(Items from a figure collection)
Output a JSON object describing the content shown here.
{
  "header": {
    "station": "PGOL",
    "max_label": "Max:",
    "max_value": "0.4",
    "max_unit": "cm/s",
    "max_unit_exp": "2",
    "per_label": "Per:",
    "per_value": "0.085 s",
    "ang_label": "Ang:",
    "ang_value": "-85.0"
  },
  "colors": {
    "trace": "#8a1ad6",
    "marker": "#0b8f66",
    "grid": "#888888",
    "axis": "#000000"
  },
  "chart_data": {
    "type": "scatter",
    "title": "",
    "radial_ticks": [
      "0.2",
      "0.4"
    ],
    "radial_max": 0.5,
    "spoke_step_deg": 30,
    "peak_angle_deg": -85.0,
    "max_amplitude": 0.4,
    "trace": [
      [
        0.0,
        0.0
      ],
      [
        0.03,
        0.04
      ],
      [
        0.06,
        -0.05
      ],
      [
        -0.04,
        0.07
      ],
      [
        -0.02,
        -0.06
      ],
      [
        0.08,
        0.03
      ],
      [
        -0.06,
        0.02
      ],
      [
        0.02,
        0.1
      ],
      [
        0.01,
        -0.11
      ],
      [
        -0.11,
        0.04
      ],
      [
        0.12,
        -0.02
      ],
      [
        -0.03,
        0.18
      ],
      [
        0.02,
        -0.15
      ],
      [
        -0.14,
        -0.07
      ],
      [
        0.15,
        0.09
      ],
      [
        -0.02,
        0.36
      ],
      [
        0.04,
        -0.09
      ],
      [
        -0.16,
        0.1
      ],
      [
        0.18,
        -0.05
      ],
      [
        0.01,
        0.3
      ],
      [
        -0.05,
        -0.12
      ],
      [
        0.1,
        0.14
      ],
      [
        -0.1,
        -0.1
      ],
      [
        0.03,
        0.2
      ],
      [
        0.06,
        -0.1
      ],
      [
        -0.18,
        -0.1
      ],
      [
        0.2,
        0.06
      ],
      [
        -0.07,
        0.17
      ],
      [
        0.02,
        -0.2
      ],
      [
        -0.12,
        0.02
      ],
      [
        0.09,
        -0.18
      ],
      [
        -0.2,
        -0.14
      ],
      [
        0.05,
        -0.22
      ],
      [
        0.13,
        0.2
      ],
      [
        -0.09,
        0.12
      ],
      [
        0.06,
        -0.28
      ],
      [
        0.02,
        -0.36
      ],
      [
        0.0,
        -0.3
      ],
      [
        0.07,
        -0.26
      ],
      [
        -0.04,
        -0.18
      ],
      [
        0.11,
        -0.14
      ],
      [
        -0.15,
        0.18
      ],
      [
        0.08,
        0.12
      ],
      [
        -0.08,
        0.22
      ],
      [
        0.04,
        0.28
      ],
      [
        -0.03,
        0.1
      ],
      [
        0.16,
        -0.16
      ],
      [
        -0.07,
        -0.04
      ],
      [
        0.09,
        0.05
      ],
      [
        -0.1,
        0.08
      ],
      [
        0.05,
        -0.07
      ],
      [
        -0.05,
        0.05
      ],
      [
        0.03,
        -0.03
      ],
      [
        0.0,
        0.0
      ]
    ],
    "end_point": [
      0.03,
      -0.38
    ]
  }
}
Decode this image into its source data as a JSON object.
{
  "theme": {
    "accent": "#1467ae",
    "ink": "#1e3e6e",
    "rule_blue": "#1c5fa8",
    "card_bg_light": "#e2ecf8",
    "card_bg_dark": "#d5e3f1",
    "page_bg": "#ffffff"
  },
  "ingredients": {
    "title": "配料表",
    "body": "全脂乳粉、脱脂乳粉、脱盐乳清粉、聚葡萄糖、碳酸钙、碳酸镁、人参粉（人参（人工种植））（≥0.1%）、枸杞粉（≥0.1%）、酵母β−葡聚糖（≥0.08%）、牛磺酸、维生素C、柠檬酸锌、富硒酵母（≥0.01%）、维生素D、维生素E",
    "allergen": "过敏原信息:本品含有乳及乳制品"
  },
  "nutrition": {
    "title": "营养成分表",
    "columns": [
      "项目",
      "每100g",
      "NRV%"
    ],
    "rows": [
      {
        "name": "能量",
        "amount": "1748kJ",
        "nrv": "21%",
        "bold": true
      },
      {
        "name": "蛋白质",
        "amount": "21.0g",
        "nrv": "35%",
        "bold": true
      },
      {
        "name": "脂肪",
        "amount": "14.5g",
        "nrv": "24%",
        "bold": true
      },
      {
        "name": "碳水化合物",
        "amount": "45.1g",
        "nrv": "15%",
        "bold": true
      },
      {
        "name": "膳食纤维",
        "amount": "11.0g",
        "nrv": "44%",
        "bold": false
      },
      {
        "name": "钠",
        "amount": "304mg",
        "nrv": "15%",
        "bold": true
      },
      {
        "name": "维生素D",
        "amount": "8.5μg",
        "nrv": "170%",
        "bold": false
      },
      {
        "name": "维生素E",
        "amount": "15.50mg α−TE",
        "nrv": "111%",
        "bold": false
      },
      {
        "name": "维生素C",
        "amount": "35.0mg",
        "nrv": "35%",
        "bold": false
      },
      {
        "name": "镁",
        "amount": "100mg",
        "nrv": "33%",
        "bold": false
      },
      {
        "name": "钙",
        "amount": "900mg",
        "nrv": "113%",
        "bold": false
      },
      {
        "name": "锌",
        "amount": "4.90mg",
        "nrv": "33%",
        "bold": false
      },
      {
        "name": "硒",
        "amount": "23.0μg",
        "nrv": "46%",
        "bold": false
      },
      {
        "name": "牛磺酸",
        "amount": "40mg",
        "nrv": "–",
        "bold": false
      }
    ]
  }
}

**WORK INSTRUCTIONS**
Extract each entry in full, exactly as given.

**REPLY TO THE EXERCISE**
Output a JSON object describing the content shown here.
{
  "header": {
    "station": "PGOL",
    "max_label": "Max:",
    "max_value": "0.4",
    "max_unit": "cm/s",
    "max_unit_exp": "2",
    "per_label": "Per:",
    "per_value": "0.085 s",
    "ang_label": "Ang:",
    "ang_value": "-85.0"
  },
  "colors": {
    "trace": "#8a1ad6",
    "marker": "#0b8f66",
    "grid": "#888888",
    "axis": "#000000"
  },
  "chart_data": {
    "type": "scatter",
    "title": "",
    "radial_ticks": [
      "0.2",
      "0.4"
    ],
    "radial_max": 0.5,
    "spoke_step_deg": 30,
    "peak_angle_deg": -85.0,
    "max_amplitude": 0.4,
    "trace": [
      [
        0.0,
        0.0
      ],
      [
        0.03,
        0.04
      ],
      [
        0.06,
        -0.05
      ],
      [
        -0.04,
        0.07
      ],
      [
        -0.02,
        -0.06
      ],
      [
        0.08,
        0.03
      ],
      [
        -0.06,
        0.02
      ],
      [
        0.02,
        0.1
      ],
      [
        0.01,
        -0.11
      ],
      [
        -0.11,
        0.04
      ],
      [
        0.12,
        -0.02
      ],
      [
        -0.03,
        0.18
      ],
      [
        0.02,
        -0.15
      ],
      [
        -0.14,
        -0.07
      ],
      [
        0.15,
        0.09
      ],
      [
        -0.02,
        0.36
      ],
      [
        0.04,
        -0.09
      ],
      [
        -0.16,
        0.1
      ],
      [
        0.18,
        -0.05
      ],
      [
        0.01,
        0.3
      ],
      [
        -0.05,
        -0.12
      ],
      [
        0.1,
        0.14
      ],
      [
        -0.1,
        -0.1
      ],
      [
        0.03,
        0.2
      ],
      [
        0.06,
        -0.1
      ],
      [
        -0.18,
        -0.1
      ],
      [
        0.2,
        0.06
      ],
      [
        -0.07,
        0.17
      ],
      [
        0.02,
        -0.2
      ],
      [
        -0.12,
        0.02
      ],
      [
        0.09,
        -0.18
      ],
      [
        -0.2,
        -0.14
      ],
      [
        0.05,
        -0.22
      ],
      [
        0.13,
        0.2
      ],
      [
        -0.09,
        0.12
      ],
      [
        0.06,
        -0.28
      ],
      [
        0.02,
        -0.36
      ],
      [
        0.0,
        -0.3
      ],
      [
        0.07,
        -0.26
      ],
      [
        -0.04,
        -0.18
      ],
      [
        0.11,
        -0.14
      ],
      [
        -0.15,
        0.18
      ],
      [
        0.08,
        0.12
      ],
      [
        -0.08,
        0.22
      ],
      [
        0.04,
        0.28
      ],
      [
        -0.03,
        0.1
      ],
      [
        0.16,
        -0.16
      ],
      [
        -0.07,
        -0.04
      ],
      [
        0.09,
        0.05
      ],
      [
        -0.1,
        0.08
      ],
      [
        0.05,
        -0.07
      ],
      [
        -0.05,
        0.05
      ],
      [
        0.03,
        -0.03
      ],
      [
        0.0,
        0.0
      ]
    ],
    "end_point": [
      0.03,
      -0.38
    ]
  }
}
Decode this image into its source data as a JSON object.
{
  "theme": {
    "accent": "#1467ae",
    "ink": "#1e3e6e",
    "rule_blue": "#1c5fa8",
    "card_bg_light": "#e2ecf8",
    "card_bg_dark": "#d5e3f1",
    "page_bg": "#ffffff"
  },
  "ingredients": {
    "title": "配料表",
    "body": "全脂乳粉、脱脂乳粉、脱盐乳清粉、聚葡萄糖、碳酸钙、碳酸镁、人参粉（人参（人工种植））（≥0.1%）、枸杞粉（≥0.1%）、酵母β−葡聚糖（≥0.08%）、牛磺酸、维生素C、柠檬酸锌、富硒酵母（≥0.01%）、维生素D、维生素E",
    "allergen": "过敏原信息:本品含有乳及乳制品"
  },
  "nutrition": {
    "title": "营养成分表",
    "columns": [
      "项目",
      "每100g",
      "NRV%"
    ],
    "rows": [
      {
        "name": "能量",
        "amount": "1748kJ",
        "nrv": "21%",
        "bold": true
      },
      {
        "name": "蛋白质",
        "amount": "21.0g",
        "nrv": "35%",
        "bold": true
      },
      {
        "name": "脂肪",
        "amount": "14.5g",
        "nrv": "24%",
        "bold": true
      },
      {
        "name": "碳水化合物",
        "amount": "45.1g",
        "nrv": "15%",
        "bold": true
      },
      {
        "name": "膳食纤维",
        "amount": "11.0g",
        "nrv": "44%",
        "bold": false
      },
      {
        "name": "钠",
        "amount": "304mg",
        "nrv": "15%",
        "bold": true
      },
      {
        "name": "维生素D",
        "amount": "8.5μg",
        "nrv": "170%",
        "bold": false
      },
      {
        "name": "维生素E",
        "amount": "15.50mg α−TE",
        "nrv": "111%",
        "bold": false
      },
      {
        "name": "维生素C",
        "amount": "35.0mg",
        "nrv": "35%",
        "bold": false
      },
      {
        "name": "镁",
        "amount": "100mg",
        "nrv": "33%",
        "bold": false
      },
      {
        "name": "钙",
        "amount": "900mg",
        "nrv": "113%",
        "bold": false
      },
      {
        "name": "锌",
        "amount": "4.90mg",
        "nrv": "33%",
        "bold": false
      },
      {
        "name": "硒",
        "amount": "23.0μg",
        "nrv": "46%",
        "bold": false
      },
      {
        "name": "牛磺酸",
        "amount": "40mg",
        "nrv": "–",
        "bold": false
      }
    ]
  }
}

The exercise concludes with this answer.